Thursday, March 29, 2018

And now for something completely different

If anyone has been wondering why merge requests have not been reviewed fast enough recently, here is one of the reasons.

Thursday, March 8, 2018

Stop trying to guess display language based on keyboard layout

A very common setup among non-English speaking computer power users is to have display language in English but have a country specific keyboard layout. For example I'm using the Finnish keyboard because I need to be able to easily type our special letters ö and ä. If your computer comes from someone else (such as your employer) there is not even the possibility to have a non-Finnish keyboard layout.

All of this has worked for tens of years flawlessly. However recently I have noticed that many programs on multiple platforms seem to alter their display language based on keyboard layout, which is just plain wrong. Display language should be chosen based on the display language choice and nothing else.

I first noticed this in the output of ls, which one would imagine to have reached stability ages ago.


Here we see that ls has chosen to print months in Finnish. Why? I have no idea. This was weird on its own, but then it spread to other operating systems as well. For no reason at all the existing Gimp install switched its display language to Finnish.


Let me reiterate: no setting was changed and the version of Gimp was exactly the same. One day it just decided to change its language to Finnish.

Then the issue spread to Windows.


VLC on Windows has chosen on my behalf to show its menus in Finnish in a completely English Windows 7 install. The only things it could use for language detection are geolocation and keyboard settings and both of these are terrible ideas. The OS has a language. It is very clearly specified. All other applications obey it, VLC should too.

The real kicker here is that Gimp on Windows displays English text correctly, as does VLC on macOS.

The newest case is the new Gnome-ified Ubuntu, whose lock screen stubbornly displays dates in the wrong language. It also does not conjugate the words correctly and has that weird american month/date date ordering which is wrong for Finnish.


What is causing this?

I don't know. But whoever is behind this: please stop doing that.

Sunday, March 4, 2018

Compiling Cargo crates natively with Meson

Recently we have been having discussions about how Rust and Meson should work together, especially for mixed language projects. One thing which multiple people have told me (over a time span of several years, actually) is that Rust is Special in that everyone uses crates for everything. Thus there is no point in having any sort of Rust support, the only true way is to blindly call Cargo and have it do everything exactly the way it wants to.

--- Task description ---
Carry the software blog text forward from its last sentence, staying with the post on Rust, Cargo and Meson. The material that comes next is from a separate source.

--- Collected data ---
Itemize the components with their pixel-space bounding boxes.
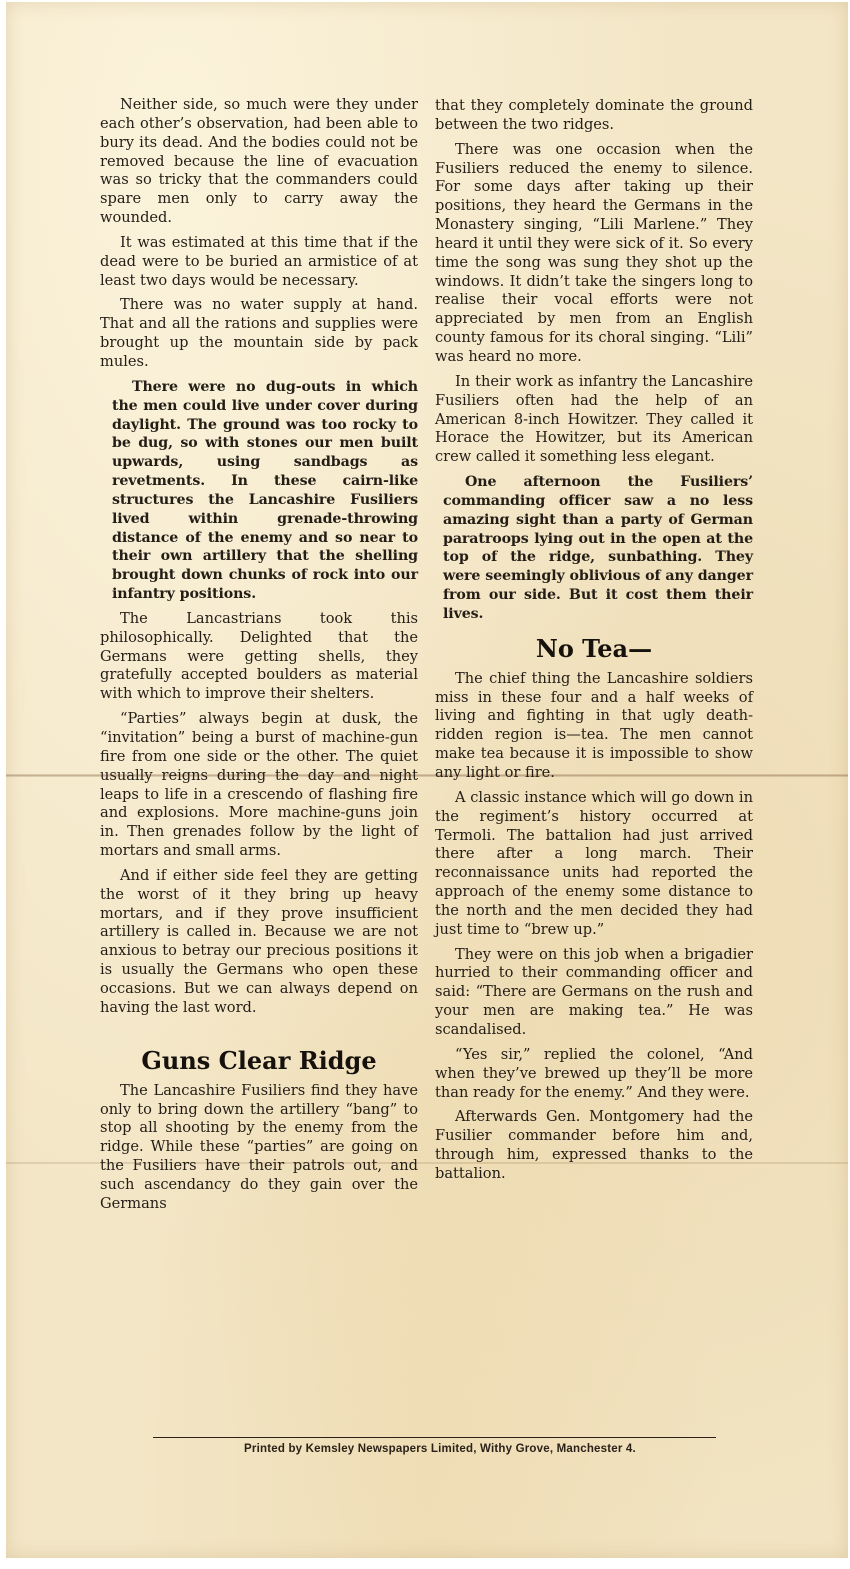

--- Written response ---
This seems like a reasonable recommendation so I did what every reasonable person would do and accepted this as is.

David Addison wearing cardboard x-ray goggles with caption "This is me being completely reasonable".

But then curiosity takes hold of you and you start to wonder. Is that really the case?

Converting Cargo manifests to Meson projects

The basic setup of a Cargo project is fairly straightforward. The file format is mostly declarative and most crates are simple libraries that have a few source files and a bunch of other crates they link against. Meson has the same primitives, so could they be automatically converted.

It turns out that for simple examples you can. Here is a sample repo that downloads the Itoa crate from github, converts the Cargo build definition into a Meson project and builds it as a subproject (with Meson, not Cargo) of the main project that uses it. This prototype turned out to require 71 lines of Python.

What about dependencies other than itoa?

The script currently only works for itoa, because crates.io does not seem to provide a web API for queries and the entire site is created with JavaScript so you can't even do web scraping easily. To get this working properly the only thing you'd need is a function to get from (crate name, version) to the git repo.

What about dependencies of dependencies?

They can be easily grabbed from Cargo.toml file. Combined with the above they could be downloaded and converted in the same fashion.

What doesn't work?

A lot. Unit tests are not built nor run, but they could be added fairly easily. This would require adding compile options so the actual source could be built with the unittest flags. This is some amount of work but Meson already supports a similar feature for D so adding it should not be a huge amount of work. Similarly docs are not generated.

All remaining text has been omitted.